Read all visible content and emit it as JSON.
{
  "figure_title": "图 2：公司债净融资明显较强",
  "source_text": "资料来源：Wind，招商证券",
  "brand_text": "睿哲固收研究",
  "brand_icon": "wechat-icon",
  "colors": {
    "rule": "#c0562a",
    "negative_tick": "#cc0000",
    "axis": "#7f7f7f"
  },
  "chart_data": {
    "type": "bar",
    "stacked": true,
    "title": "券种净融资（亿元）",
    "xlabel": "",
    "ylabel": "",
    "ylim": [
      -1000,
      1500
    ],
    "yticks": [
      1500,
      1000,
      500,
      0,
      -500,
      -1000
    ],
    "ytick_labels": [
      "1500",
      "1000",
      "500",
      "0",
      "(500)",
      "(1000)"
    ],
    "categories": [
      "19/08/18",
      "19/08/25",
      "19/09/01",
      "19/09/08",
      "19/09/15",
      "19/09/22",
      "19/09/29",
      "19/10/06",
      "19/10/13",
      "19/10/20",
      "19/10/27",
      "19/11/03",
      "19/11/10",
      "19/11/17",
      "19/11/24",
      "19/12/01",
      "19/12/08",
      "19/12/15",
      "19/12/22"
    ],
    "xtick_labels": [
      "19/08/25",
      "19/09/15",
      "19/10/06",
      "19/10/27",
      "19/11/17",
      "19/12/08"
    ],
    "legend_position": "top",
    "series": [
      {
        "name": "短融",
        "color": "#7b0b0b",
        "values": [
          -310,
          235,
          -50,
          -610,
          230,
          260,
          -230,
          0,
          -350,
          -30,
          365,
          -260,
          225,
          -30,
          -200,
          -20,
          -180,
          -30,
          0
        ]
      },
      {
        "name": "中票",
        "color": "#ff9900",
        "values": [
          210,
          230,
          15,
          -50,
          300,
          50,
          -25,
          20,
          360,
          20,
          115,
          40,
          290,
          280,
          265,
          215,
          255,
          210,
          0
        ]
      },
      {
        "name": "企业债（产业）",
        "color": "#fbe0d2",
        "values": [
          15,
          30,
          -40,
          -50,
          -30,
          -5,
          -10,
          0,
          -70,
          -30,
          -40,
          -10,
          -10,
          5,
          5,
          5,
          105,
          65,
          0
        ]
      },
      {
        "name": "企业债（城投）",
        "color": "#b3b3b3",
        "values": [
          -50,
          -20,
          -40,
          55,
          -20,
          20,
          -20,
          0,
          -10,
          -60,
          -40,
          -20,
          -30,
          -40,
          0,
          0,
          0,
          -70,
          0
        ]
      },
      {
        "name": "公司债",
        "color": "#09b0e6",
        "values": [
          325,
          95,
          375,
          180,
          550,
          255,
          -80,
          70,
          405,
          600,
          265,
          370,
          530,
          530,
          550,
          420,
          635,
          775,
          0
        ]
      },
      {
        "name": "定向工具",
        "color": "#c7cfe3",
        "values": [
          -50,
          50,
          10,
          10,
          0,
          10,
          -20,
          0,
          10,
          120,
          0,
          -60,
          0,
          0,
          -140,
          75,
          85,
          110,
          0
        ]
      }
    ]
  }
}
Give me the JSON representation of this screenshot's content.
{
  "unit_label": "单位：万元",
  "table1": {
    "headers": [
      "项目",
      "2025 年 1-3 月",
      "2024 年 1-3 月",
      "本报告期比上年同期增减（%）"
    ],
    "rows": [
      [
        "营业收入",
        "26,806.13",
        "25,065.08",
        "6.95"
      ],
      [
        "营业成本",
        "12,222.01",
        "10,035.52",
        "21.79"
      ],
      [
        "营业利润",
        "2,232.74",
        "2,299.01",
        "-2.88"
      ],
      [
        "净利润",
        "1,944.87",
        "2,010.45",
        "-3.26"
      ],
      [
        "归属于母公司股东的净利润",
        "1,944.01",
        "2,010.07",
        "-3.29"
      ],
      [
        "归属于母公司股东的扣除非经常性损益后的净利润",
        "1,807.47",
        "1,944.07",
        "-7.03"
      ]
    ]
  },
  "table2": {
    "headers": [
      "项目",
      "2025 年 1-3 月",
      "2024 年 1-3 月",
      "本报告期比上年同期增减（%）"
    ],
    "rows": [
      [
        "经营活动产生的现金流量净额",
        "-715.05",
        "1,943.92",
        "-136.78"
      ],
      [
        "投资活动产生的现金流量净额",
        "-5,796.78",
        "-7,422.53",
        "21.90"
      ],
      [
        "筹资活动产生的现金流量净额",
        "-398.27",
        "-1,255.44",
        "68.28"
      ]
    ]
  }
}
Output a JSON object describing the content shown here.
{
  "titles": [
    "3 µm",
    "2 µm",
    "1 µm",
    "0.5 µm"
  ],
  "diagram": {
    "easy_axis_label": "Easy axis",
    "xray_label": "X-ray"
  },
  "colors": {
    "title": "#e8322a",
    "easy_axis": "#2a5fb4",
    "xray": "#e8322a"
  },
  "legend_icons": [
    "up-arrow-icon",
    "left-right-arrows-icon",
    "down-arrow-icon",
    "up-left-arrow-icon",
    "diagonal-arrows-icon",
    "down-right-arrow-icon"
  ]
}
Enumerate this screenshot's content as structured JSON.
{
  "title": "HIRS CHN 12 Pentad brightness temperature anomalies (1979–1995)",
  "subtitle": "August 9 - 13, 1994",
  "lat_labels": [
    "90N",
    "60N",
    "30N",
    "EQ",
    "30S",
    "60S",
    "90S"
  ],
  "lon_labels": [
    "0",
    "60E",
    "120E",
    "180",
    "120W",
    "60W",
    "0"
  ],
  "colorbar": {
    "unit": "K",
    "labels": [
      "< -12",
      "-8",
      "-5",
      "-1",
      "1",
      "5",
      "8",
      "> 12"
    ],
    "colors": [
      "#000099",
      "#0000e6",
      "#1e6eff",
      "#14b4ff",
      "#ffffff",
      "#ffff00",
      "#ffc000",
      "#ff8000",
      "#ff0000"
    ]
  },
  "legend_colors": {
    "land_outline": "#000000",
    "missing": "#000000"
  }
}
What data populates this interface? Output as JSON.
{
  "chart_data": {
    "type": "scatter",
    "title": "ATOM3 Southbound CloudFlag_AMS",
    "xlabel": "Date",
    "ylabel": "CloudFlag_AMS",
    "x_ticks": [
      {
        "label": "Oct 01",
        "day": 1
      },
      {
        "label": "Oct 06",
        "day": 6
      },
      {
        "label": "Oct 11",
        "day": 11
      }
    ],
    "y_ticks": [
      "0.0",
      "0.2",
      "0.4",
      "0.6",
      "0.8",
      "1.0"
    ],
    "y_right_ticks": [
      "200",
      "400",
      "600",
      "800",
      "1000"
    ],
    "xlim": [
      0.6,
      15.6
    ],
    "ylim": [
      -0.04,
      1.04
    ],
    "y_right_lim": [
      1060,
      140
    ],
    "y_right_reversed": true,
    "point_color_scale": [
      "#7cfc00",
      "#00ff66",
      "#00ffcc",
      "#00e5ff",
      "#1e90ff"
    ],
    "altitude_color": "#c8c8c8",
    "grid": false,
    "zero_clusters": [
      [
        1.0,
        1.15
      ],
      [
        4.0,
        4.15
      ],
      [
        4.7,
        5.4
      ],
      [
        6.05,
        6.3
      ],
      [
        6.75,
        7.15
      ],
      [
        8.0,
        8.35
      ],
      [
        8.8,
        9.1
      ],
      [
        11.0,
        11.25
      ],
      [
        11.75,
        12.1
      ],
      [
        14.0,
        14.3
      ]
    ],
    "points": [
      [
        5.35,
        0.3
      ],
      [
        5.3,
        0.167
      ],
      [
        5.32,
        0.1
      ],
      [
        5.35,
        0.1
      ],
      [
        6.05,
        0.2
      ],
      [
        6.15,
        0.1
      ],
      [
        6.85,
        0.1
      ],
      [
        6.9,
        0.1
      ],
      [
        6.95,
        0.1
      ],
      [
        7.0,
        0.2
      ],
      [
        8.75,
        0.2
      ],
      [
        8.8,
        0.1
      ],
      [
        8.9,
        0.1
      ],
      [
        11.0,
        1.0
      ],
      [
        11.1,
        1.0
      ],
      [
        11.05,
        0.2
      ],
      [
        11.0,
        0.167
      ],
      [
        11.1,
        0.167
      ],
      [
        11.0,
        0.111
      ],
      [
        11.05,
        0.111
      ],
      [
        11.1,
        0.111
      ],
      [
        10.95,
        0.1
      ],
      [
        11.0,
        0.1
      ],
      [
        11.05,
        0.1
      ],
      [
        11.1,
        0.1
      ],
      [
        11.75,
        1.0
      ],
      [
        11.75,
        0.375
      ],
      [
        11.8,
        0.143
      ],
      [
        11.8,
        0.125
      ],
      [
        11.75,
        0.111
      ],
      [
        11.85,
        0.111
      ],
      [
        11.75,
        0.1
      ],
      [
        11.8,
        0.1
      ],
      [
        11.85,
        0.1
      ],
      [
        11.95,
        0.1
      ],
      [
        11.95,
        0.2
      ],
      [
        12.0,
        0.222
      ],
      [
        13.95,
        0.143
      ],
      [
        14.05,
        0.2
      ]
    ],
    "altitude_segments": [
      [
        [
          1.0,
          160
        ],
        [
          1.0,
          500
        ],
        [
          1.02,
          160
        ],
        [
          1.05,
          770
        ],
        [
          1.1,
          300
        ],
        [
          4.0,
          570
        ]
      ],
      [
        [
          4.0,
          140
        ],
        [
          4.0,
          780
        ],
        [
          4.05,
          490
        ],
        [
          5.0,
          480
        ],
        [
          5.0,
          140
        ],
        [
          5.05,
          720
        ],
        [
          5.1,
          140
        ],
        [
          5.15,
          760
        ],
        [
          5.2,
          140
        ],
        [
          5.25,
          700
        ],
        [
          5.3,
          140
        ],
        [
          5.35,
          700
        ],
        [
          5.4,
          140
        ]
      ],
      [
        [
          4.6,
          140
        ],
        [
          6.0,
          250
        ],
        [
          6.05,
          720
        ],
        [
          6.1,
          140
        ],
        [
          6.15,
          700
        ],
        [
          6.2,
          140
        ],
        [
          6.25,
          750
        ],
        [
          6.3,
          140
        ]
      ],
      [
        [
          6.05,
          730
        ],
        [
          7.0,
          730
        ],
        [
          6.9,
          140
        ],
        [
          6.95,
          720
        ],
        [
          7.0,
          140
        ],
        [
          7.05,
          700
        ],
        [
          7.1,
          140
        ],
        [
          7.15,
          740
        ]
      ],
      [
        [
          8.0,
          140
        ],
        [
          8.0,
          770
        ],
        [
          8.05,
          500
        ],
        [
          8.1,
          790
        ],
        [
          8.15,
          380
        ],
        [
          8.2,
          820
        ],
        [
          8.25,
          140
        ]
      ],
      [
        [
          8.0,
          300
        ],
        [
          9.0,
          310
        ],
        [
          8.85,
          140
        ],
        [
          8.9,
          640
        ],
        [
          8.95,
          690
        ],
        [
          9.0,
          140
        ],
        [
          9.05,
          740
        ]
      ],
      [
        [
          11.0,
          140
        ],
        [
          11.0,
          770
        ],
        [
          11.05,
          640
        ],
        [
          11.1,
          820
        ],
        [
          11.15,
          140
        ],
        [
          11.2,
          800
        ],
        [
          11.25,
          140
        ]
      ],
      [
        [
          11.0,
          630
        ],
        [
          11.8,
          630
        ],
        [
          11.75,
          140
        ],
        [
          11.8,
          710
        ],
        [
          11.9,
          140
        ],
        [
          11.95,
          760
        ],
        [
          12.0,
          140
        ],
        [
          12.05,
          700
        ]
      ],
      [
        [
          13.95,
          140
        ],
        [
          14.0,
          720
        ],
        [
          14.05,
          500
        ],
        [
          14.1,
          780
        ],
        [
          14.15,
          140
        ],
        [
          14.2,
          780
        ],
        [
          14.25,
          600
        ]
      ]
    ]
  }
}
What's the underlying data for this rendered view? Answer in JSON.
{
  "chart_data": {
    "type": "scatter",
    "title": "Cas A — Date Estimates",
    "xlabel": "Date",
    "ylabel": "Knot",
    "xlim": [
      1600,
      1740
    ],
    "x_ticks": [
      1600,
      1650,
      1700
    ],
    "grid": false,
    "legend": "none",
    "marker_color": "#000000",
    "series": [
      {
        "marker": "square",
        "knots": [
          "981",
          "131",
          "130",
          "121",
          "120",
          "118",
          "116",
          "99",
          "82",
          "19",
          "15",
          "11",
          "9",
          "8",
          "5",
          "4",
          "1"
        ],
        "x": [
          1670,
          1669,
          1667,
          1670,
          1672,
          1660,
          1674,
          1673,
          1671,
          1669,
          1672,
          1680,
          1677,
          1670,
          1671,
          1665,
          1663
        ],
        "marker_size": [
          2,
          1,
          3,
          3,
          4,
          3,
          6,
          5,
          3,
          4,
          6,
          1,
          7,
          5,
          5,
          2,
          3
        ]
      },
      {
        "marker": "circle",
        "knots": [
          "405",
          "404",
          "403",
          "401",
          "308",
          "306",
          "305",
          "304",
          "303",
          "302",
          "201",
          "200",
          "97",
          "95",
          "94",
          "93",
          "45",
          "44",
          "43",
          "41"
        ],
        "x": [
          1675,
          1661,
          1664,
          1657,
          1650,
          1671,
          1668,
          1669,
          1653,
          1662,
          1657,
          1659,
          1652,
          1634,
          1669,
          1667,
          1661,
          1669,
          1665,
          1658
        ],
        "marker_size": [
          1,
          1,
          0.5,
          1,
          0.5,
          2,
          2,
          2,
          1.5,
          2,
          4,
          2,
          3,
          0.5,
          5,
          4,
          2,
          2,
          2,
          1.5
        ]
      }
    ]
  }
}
________________
Look through the entries and return every line where "name" appears.

RESPONSE TO THIS EXERCISE:
        "name": "短融",
        "name": "中票",
        "name": "企业债（产业）",
        "name": "企业债（城投）",
        "name": "公司债",
        "name": "定向工具",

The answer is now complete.